Do this —
Read the lines that follow and tally those with the word "image"; give the number and nothing else.

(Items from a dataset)
====

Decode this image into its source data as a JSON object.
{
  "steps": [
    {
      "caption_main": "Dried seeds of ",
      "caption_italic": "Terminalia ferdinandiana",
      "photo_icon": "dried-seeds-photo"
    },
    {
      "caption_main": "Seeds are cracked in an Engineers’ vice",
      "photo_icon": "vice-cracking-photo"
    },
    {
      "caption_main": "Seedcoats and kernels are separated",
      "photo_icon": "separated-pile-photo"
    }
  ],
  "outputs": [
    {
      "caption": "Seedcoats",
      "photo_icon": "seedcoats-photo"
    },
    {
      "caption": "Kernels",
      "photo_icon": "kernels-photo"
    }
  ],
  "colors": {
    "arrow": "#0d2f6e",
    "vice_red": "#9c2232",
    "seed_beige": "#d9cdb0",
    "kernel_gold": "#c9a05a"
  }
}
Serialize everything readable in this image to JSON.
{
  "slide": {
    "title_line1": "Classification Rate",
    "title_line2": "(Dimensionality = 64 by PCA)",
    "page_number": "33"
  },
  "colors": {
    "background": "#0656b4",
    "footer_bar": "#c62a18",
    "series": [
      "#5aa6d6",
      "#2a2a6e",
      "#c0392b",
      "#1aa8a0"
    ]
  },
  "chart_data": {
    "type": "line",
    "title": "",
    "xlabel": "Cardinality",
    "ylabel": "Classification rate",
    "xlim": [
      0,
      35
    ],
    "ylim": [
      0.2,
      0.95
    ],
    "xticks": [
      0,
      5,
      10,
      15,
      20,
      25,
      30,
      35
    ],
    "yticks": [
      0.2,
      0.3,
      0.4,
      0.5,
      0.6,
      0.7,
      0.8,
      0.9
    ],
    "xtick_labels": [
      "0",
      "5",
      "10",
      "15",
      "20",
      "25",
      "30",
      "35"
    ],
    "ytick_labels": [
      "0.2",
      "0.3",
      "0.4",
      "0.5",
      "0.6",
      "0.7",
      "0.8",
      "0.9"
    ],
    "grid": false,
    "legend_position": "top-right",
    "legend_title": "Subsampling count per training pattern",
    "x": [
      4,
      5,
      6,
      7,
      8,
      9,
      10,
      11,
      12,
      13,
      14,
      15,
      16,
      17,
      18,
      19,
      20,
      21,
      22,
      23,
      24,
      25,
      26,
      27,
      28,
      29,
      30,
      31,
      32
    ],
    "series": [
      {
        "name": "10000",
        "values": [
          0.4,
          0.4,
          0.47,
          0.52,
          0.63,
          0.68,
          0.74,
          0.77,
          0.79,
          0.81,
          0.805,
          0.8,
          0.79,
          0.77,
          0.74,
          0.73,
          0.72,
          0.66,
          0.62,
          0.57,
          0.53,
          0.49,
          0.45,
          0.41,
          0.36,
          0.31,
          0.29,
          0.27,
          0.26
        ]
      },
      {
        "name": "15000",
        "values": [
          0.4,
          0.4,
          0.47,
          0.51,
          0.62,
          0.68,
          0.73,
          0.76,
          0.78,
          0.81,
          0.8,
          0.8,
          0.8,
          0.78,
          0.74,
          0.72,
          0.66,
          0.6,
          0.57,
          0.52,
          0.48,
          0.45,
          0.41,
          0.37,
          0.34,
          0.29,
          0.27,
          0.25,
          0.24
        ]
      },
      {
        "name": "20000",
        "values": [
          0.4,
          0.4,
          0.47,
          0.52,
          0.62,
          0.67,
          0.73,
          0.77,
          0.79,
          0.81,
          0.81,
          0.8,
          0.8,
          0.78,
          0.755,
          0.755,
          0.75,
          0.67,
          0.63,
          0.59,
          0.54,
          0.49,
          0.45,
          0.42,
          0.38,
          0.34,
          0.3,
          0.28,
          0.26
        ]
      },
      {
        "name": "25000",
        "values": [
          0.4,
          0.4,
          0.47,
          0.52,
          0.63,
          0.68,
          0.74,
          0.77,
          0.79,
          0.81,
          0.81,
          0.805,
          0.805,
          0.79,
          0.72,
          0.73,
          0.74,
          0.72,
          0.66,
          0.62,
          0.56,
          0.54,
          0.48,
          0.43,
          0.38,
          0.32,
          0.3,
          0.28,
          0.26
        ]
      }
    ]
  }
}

====

Output of the exercise —
2